= What you will do =
In the items from the line containing "indicator-tab-cci[interactable]: CCI —" through the line containing "indicator-tab-boll[interactable]: BOLL —", change "candle-body" to "candlestick-body" and reproduce those lines with nothing else altered.

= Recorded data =
• • • •

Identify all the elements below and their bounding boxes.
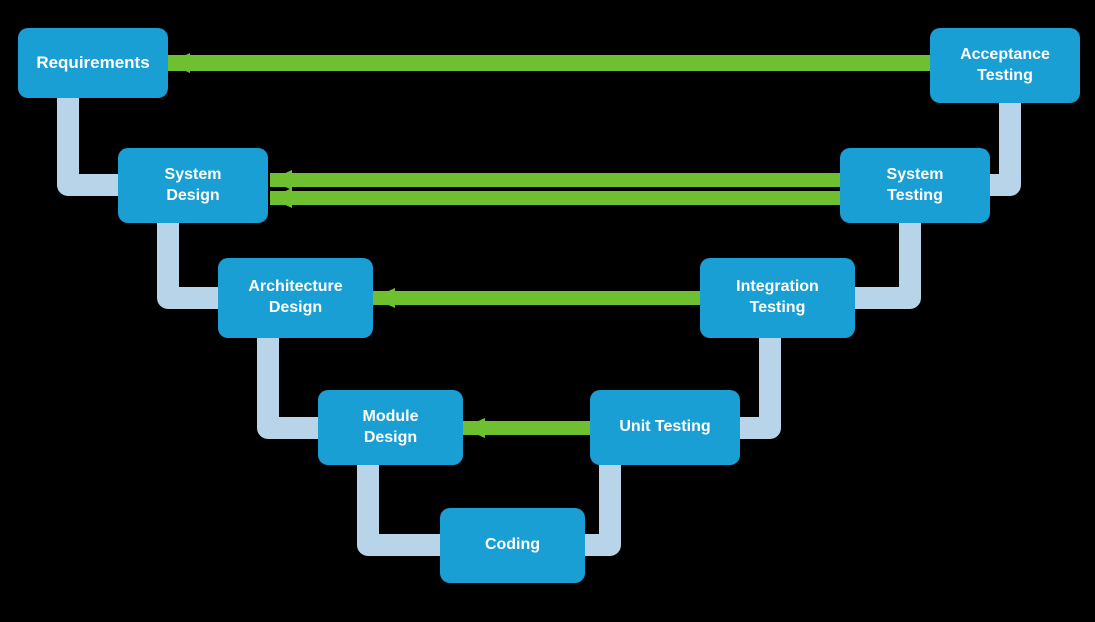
- requirements-box: Requirements: [18, 28, 168, 98]
- unit-testing-box: Unit Testing: [590, 390, 740, 465]
- coding-box: Coding: [440, 508, 585, 583]
- acceptance-testing-box: AcceptanceTesting: [930, 28, 1080, 103]
- architecture-design-box: ArchitectureDesign: [218, 258, 373, 338]
- module-design-box: ModuleDesign: [318, 390, 463, 465]
- system-testing-box: SystemTesting: [840, 148, 990, 223]
- vmodel-diagram: Requirements SystemDesign ArchitectureDe…: [0, 0, 1095, 622]
- integration-testing-box: IntegrationTesting: [700, 258, 855, 338]
- system-design-box: SystemDesign: [118, 148, 268, 223]
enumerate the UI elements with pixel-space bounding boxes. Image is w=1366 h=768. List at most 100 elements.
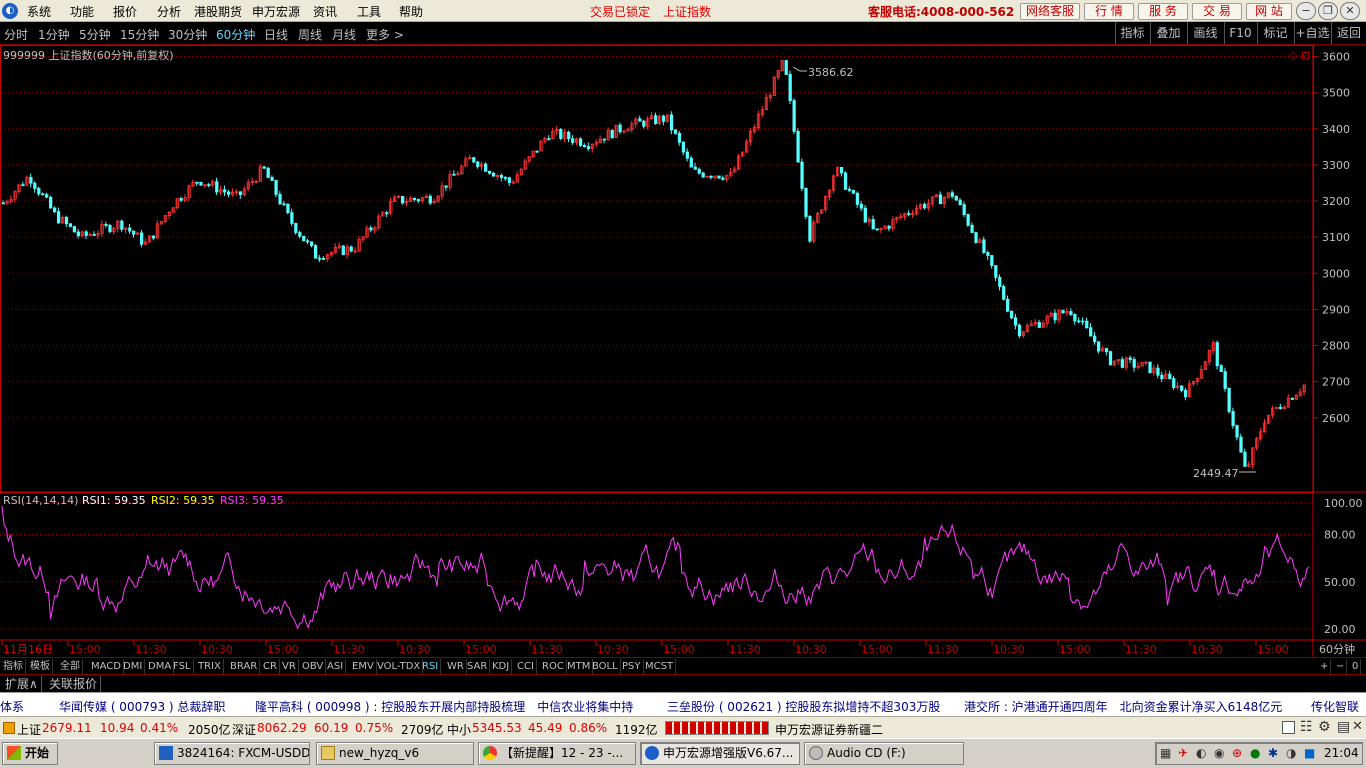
indicator-tab-cci[interactable]: CCI — [515, 659, 537, 674]
candle-body — [151, 235, 156, 239]
indicator-tab-psy[interactable]: PSY — [620, 659, 644, 674]
indicator-tab-roc[interactable]: ROC — [540, 659, 567, 674]
menu-item-quote[interactable]: 报价 — [113, 3, 137, 20]
indicator-tab-dmi[interactable]: DMI — [121, 659, 146, 674]
security-icon[interactable]: ◉ — [1214, 746, 1224, 760]
update-icon[interactable]: ◑ — [1286, 746, 1296, 760]
period-monthly[interactable]: 月线 — [332, 26, 356, 43]
news-item[interactable]: 三垒股份 ( 002621 ) 控股股东拟增持不超303万股 — [667, 698, 940, 715]
menu-item-function[interactable]: 功能 — [70, 3, 94, 20]
task-swhy[interactable]: 申万宏源增强版V6.67... — [640, 742, 800, 765]
status-window-icon[interactable] — [1282, 721, 1295, 734]
indicator-tab-wr[interactable]: WR — [445, 659, 467, 674]
indicator-tab-boll[interactable]: BOLL — [590, 659, 621, 674]
news-item[interactable]: 港交所 : 沪港通开通四周年 北向资金累计净买入6148亿元 — [964, 698, 1282, 715]
indicator-tab-cr[interactable]: CR — [261, 659, 280, 674]
indicator-tab-sar[interactable]: SAR — [465, 659, 491, 674]
candle-body — [839, 167, 844, 174]
menu-item-analysis[interactable]: 分析 — [157, 3, 181, 20]
task-browser[interactable]: 【新提醒】12 - 23 -... — [478, 742, 636, 765]
bluetooth-icon[interactable]: ✱ — [1268, 746, 1278, 760]
menu-item-hk-futures[interactable]: 港股期货 — [194, 3, 242, 20]
news-item[interactable]: 隆平高科 ( 000998 ) : 控股股东开展内部持股梳理 中信农业将集中持 — [255, 698, 633, 715]
tab-add-button[interactable]: + — [1318, 659, 1332, 674]
news-item[interactable]: 传化智联 — [1311, 698, 1359, 715]
alert-icon[interactable]: ⊕ — [1232, 746, 1242, 760]
price-tick-label: 3600 — [1322, 51, 1350, 64]
indicator-tab-macd[interactable]: MACD — [89, 659, 124, 674]
website-button[interactable]: 网 站 — [1246, 3, 1292, 20]
indicator-tab-模板[interactable]: 模板 — [28, 659, 53, 674]
news-item[interactable]: 体系 — [0, 698, 24, 715]
clock[interactable]: 21:04 — [1324, 746, 1359, 760]
toolbar-back[interactable]: 返回 — [1331, 22, 1366, 44]
online-service-button[interactable]: 网络客服 — [1020, 3, 1080, 20]
shield-icon[interactable]: ■ — [1304, 746, 1315, 760]
news-item[interactable]: 华闻传媒 ( 000793 ) 总裁辞职 — [59, 698, 225, 715]
market-button[interactable]: 行 情 — [1084, 3, 1134, 20]
network-icon[interactable]: ✈ — [1178, 746, 1188, 760]
indicator-tab-trix[interactable]: TRIX — [196, 659, 224, 674]
indicator-tab-asi[interactable]: ASI — [325, 659, 347, 674]
indicator-tab-fsl[interactable]: FSL — [171, 659, 194, 674]
indicator-tab-vol-tdx[interactable]: VOL-TDX — [375, 659, 424, 674]
start-button[interactable]: 开始 — [2, 742, 58, 765]
status-settings-icon[interactable]: ⚙ — [1318, 719, 1331, 735]
indicator-tab-mcst[interactable]: MCST — [643, 659, 677, 674]
sh-index-label[interactable]: 上证 — [17, 721, 41, 738]
period-60min[interactable]: 60分钟 — [216, 26, 255, 43]
menu-item-swhy[interactable]: 申万宏源 — [252, 3, 300, 20]
period-5min[interactable]: 5分钟 — [79, 26, 111, 43]
task-audio-cd[interactable]: Audio CD (F:) — [804, 742, 964, 765]
menu-item-tools[interactable]: 工具 — [357, 3, 381, 20]
tab-remove-button[interactable]: − — [1334, 659, 1348, 674]
volume-icon[interactable]: ◐ — [1196, 746, 1206, 760]
tab-reset-button[interactable]: 0 — [1350, 659, 1362, 674]
chart-area[interactable]: 2600 2700 2800 2900 3000 3100 3200 3300 3400 3500… — [0, 45, 1366, 657]
indicator-tab-kdj[interactable]: KDJ — [490, 659, 513, 674]
trade-button[interactable]: 交 易 — [1192, 3, 1242, 20]
task-fxcm[interactable]: 3824164: FXCM-USDDe... — [154, 742, 310, 765]
candle-body — [491, 172, 496, 177]
indicator-tab-obv[interactable]: OBV — [300, 659, 327, 674]
status-info-icon[interactable]: ▤ — [1337, 719, 1350, 735]
ext-tab-expand[interactable]: 扩展∧ — [2, 676, 42, 692]
indicator-tab-brar[interactable]: BRAR — [228, 659, 261, 674]
minimize-icon[interactable]: − — [1296, 2, 1316, 20]
keyboard-icon[interactable]: ▦ — [1160, 746, 1171, 760]
period-15min[interactable]: 15分钟 — [120, 26, 159, 43]
toolbar-draw[interactable]: 画线 — [1187, 22, 1223, 44]
task-folder[interactable]: new_hyzq_v6 — [316, 742, 474, 765]
toolbar-overlay[interactable]: 叠加 — [1150, 22, 1186, 44]
indicator-tab-vr[interactable]: VR — [280, 659, 299, 674]
menu-item-system[interactable]: 系统 — [27, 3, 51, 20]
period-1min[interactable]: 1分钟 — [38, 26, 70, 43]
period-weekly[interactable]: 周线 — [298, 26, 322, 43]
period-more[interactable]: 更多 > — [366, 26, 404, 43]
menu-item-news[interactable]: 资讯 — [313, 3, 337, 20]
service-button[interactable]: 服 务 — [1138, 3, 1188, 20]
period-timeshare[interactable]: 分时 — [4, 26, 28, 43]
toolbar-f10[interactable]: F10 — [1224, 22, 1256, 44]
sz-index-label[interactable]: 深证 — [232, 721, 256, 738]
toolbar-mark[interactable]: 标记 — [1257, 22, 1293, 44]
candle-body — [45, 194, 49, 198]
indicator-tab-dma[interactable]: DMA — [146, 659, 175, 674]
period-30min[interactable]: 30分钟 — [168, 26, 207, 43]
status-icon[interactable]: ● — [1250, 746, 1260, 760]
toolbar-indicator[interactable]: 指标 — [1115, 22, 1149, 44]
zx-index-label[interactable]: 中小 — [447, 721, 471, 738]
status-options-icon[interactable]: ☷ — [1300, 719, 1313, 735]
status-close-icon[interactable]: ✕ — [1352, 719, 1363, 734]
indicator-tab-rsi[interactable]: RSI — [420, 659, 442, 674]
indicator-tab-指标[interactable]: 指标 — [1, 659, 26, 674]
restore-icon[interactable]: ❐ — [1318, 2, 1338, 20]
indicator-tab-emv[interactable]: EMV — [350, 659, 377, 674]
ext-tab-related-quote[interactable]: 关联报价 — [46, 676, 102, 692]
close-icon[interactable]: ✕ — [1340, 2, 1360, 20]
layout-toggle-icon[interactable]: ◇ ⊡ — [1289, 49, 1310, 62]
indicator-tab-全部[interactable]: 全部 — [58, 659, 83, 674]
period-daily[interactable]: 日线 — [264, 26, 288, 43]
menu-item-help[interactable]: 帮助 — [399, 3, 423, 20]
toolbar-add-watchlist[interactable]: +自选 — [1294, 22, 1330, 44]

• • • •

= Exercise result =
indicator-tab-cci[interactable]: CCI — [515, 659, 537, 674]
candlestick-body — [151, 235, 156, 239]
indicator-tab-psy[interactable]: PSY — [620, 659, 644, 674]
indicator-tab-roc[interactable]: ROC — [540, 659, 567, 674]
menu-item-quote[interactable]: 报价 — [113, 3, 137, 20]
indicator-tab-dmi[interactable]: DMI — [121, 659, 146, 674]
security-icon[interactable]: ◉ — [1214, 746, 1224, 760]
update-icon[interactable]: ◑ — [1286, 746, 1296, 760]
period-monthly[interactable]: 月线 — [332, 26, 356, 43]
news-item[interactable]: 三垒股份 ( 002621 ) 控股股东拟增持不超303万股 — [667, 698, 940, 715]
menu-item-function[interactable]: 功能 — [70, 3, 94, 20]
task-swhy[interactable]: 申万宏源增强版V6.67... — [640, 742, 800, 765]
status-window-icon[interactable] — [1282, 721, 1295, 734]
indicator-tab-wr[interactable]: WR — [445, 659, 467, 674]
indicator-tab-boll[interactable]: BOLL — [590, 659, 621, 674]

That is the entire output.